Film score by Trent Reznor and Atticus Ross
- Released: December 4, 2020
- Recorded: 2020
- Genres: Period; experimental; orchestral; ambient; contemporary jazz;
- Length: 93:32
- Label: The Null Corporation
- Producers: Trent Reznor; Atticus Ross;

Trent Reznor and Atticus Ross chronology
| Waves (2019) | Mank (2020) | Soul (2020) |

= Mank (soundtrack) =

Mank (Original Music Score) is the score album for David Fincher's 2020 film of the same name, composed by Trent Reznor and Atticus Ross. It was released by The Null Corporation label on December 4, 2020, coinciding with the worldwide release on Netflix. The film marks Fincher's fourth collaboration with Reznor and Ross after the Academy Award-winning score for The Social Network (2010), The Girl with the Dragon Tattoo (2011) and Gone Girl (2014). Both Reznor and Ross used period-authentic instrumentation from the 1930s and 40s, instead of their synth-heavy style. The orchestral sections were performed by each members at their homes, due to the COVID-19 pandemic lockdown.

Exercise data.

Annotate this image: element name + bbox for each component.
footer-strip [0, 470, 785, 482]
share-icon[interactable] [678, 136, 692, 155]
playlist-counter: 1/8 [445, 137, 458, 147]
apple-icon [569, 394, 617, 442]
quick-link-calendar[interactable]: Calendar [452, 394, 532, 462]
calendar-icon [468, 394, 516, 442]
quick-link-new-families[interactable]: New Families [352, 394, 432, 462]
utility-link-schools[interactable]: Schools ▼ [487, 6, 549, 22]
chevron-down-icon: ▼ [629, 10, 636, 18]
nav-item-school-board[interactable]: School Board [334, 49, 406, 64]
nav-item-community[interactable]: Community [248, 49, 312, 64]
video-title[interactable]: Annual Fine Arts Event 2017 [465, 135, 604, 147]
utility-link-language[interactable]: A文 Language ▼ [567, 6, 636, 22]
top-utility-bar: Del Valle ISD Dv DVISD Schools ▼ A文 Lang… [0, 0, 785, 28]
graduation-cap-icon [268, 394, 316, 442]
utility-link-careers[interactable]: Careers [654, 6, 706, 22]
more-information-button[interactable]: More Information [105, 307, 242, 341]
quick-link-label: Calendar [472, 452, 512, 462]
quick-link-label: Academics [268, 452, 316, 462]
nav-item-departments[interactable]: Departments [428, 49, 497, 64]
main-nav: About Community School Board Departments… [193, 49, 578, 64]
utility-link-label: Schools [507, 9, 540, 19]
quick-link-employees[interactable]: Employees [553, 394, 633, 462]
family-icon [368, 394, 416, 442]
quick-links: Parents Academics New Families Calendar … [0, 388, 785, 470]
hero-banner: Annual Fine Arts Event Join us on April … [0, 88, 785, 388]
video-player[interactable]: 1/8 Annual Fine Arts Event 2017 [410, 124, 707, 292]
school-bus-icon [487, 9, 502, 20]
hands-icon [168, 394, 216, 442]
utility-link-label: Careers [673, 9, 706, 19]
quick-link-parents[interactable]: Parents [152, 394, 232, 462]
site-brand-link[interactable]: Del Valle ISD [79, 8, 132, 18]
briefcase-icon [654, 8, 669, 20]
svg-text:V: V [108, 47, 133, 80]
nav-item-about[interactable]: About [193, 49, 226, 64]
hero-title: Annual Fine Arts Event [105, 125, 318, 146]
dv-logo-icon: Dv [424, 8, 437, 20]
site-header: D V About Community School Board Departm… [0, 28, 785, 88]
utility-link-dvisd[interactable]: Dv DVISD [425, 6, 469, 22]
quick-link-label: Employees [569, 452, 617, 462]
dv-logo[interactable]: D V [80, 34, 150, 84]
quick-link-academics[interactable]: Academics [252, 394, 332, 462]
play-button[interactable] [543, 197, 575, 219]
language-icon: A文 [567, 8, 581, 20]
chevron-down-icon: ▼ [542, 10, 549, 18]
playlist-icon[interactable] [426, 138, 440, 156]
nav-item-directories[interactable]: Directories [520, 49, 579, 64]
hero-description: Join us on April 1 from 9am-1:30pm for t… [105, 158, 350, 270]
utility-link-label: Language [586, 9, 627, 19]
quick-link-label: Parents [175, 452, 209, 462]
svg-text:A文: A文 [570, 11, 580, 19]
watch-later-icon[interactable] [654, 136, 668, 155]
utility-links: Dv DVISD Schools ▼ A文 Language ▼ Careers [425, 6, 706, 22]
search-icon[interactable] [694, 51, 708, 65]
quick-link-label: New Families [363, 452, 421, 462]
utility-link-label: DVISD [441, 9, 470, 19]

Parts of the exercise.
1. Update the part of the Mank soundtrack article that opens with the words containing "Trent Reznor and Atticus Ross chronology" and closes with "COVID-19 pandemic lockdown.", giving it again with "Netflix" replaced by "the Netflix service".
2. Decide whether each statement below agrees with the Mank soundtrack article, answering yes or no and quoting the deciding words: (a) The score album was released by The Null Corporation label. (b) Reznor and Ross relied on their synth-heavy style for this score. (c) Mank is Fincher's third collaboration with Reznor and Ross.

Solutions below.
1.
Trent Reznor and Atticus Ross chronology
| Waves (2019) | Mank (2020) | Soul (2020) |

= Mank (soundtrack) =

Mank (Original Music Score) is the score album for David Fincher's 2020 film of the same name, composed by Trent Reznor and Atticus Ross. It was released by The Null Corporation label on December 4, 2020, coinciding with the worldwide release on the Netflix service. The film marks Fincher's fourth collaboration with Reznor and Ross after the Academy Award-winning score for The Social Network (2010), The Girl with the Dragon Tattoo (2011) and Gone Girl (2014). Both Reznor and Ross used period-authentic instrumentation from the 1930s and 40s, instead of their synth-heavy style. The orchestral sections were performed by each members at their homes, due to the COVID-19 pandemic lockdown.

2.
(a) Yes: "It was released by The Null Corporation label on December 4, 2020"
(b) No: "Both Reznor and Ross used period-authentic instrumentation from the 1930s and 40s, instead of their synth-heavy style."
(c) No: "The film marks Fincher's fourth collaboration with Reznor and Ross"